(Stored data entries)
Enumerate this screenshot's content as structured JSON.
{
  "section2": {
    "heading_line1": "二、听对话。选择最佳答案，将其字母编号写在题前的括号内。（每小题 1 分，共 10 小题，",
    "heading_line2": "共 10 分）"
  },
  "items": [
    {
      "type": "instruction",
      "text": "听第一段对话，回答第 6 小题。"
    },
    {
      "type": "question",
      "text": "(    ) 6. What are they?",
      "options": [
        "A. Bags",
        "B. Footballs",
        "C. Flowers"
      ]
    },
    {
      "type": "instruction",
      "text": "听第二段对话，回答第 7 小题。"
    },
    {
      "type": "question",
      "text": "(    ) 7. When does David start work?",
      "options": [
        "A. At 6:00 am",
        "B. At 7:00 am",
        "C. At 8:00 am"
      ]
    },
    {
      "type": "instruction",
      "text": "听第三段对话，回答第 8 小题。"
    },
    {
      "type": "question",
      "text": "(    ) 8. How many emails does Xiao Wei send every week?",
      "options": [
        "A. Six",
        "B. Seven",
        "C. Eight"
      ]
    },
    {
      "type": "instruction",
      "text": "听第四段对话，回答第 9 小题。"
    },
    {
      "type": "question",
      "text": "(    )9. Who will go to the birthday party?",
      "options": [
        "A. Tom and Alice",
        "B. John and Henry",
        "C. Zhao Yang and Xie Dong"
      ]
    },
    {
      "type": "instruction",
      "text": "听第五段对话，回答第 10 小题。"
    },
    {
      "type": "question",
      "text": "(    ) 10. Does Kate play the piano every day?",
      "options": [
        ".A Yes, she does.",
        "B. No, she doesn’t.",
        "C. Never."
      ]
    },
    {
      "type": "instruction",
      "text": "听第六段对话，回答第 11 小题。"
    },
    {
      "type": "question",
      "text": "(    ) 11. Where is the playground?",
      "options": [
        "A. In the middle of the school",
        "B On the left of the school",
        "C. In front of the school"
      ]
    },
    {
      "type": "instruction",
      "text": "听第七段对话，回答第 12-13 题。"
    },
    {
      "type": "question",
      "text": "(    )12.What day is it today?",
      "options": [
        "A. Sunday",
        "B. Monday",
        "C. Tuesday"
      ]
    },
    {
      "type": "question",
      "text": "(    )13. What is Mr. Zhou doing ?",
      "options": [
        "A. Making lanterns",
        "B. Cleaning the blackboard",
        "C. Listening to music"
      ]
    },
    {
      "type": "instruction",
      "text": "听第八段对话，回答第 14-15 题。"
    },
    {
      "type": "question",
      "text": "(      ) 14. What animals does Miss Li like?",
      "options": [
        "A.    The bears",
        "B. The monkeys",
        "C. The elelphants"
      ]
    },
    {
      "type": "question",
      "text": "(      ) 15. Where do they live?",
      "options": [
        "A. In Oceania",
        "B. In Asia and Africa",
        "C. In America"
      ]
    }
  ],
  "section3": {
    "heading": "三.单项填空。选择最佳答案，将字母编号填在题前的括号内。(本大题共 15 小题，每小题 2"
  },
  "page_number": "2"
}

**Given exercise**
Print all of the entries exactly as they appear.

**Answer**
Enumerate this screenshot's content as structured JSON.
{
  "section2": {
    "heading_line1": "二、听对话。选择最佳答案，将其字母编号写在题前的括号内。（每小题 1 分，共 10 小题，",
    "heading_line2": "共 10 分）"
  },
  "items": [
    {
      "type": "instruction",
      "text": "听第一段对话，回答第 6 小题。"
    },
    {
      "type": "question",
      "text": "(    ) 6. What are they?",
      "options": [
        "A. Bags",
        "B. Footballs",
        "C. Flowers"
      ]
    },
    {
      "type": "instruction",
      "text": "听第二段对话，回答第 7 小题。"
    },
    {
      "type": "question",
      "text": "(    ) 7. When does David start work?",
      "options": [
        "A. At 6:00 am",
        "B. At 7:00 am",
        "C. At 8:00 am"
      ]
    },
    {
      "type": "instruction",
      "text": "听第三段对话，回答第 8 小题。"
    },
    {
      "type": "question",
      "text": "(    ) 8. How many emails does Xiao Wei send every week?",
      "options": [
        "A. Six",
        "B. Seven",
        "C. Eight"
      ]
    },
    {
      "type": "instruction",
      "text": "听第四段对话，回答第 9 小题。"
    },
    {
      "type": "question",
      "text": "(    )9. Who will go to the birthday party?",
      "options": [
        "A. Tom and Alice",
        "B. John and Henry",
        "C. Zhao Yang and Xie Dong"
      ]
    },
    {
      "type": "instruction",
      "text": "听第五段对话，回答第 10 小题。"
    },
    {
      "type": "question",
      "text": "(    ) 10. Does Kate play the piano every day?",
      "options": [
        ".A Yes, she does.",
        "B. No, she doesn’t.",
        "C. Never."
      ]
    },
    {
      "type": "instruction",
      "text": "听第六段对话，回答第 11 小题。"
    },
    {
      "type": "question",
      "text": "(    ) 11. Where is the playground?",
      "options": [
        "A. In the middle of the school",
        "B On the left of the school",
        "C. In front of the school"
      ]
    },
    {
      "type": "instruction",
      "text": "听第七段对话，回答第 12-13 题。"
    },
    {
      "type": "question",
      "text": "(    )12.What day is it today?",
      "options": [
        "A. Sunday",
        "B. Monday",
        "C. Tuesday"
      ]
    },
    {
      "type": "question",
      "text": "(    )13. What is Mr. Zhou doing ?",
      "options": [
        "A. Making lanterns",
        "B. Cleaning the blackboard",
        "C. Listening to music"
      ]
    },
    {
      "type": "instruction",
      "text": "听第八段对话，回答第 14-15 题。"
    },
    {
      "type": "question",
      "text": "(      ) 14. What animals does Miss Li like?",
      "options": [
        "A.    The bears",
        "B. The monkeys",
        "C. The elelphants"
      ]
    },
    {
      "type": "question",
      "text": "(      ) 15. Where do they live?",
      "options": [
        "A. In Oceania",
        "B. In Asia and Africa",
        "C. In America"
      ]
    }
  ],
  "section3": {
    "heading": "三.单项填空。选择最佳答案，将字母编号填在题前的括号内。(本大题共 15 小题，每小题 2"
  },
  "page_number": "2"
}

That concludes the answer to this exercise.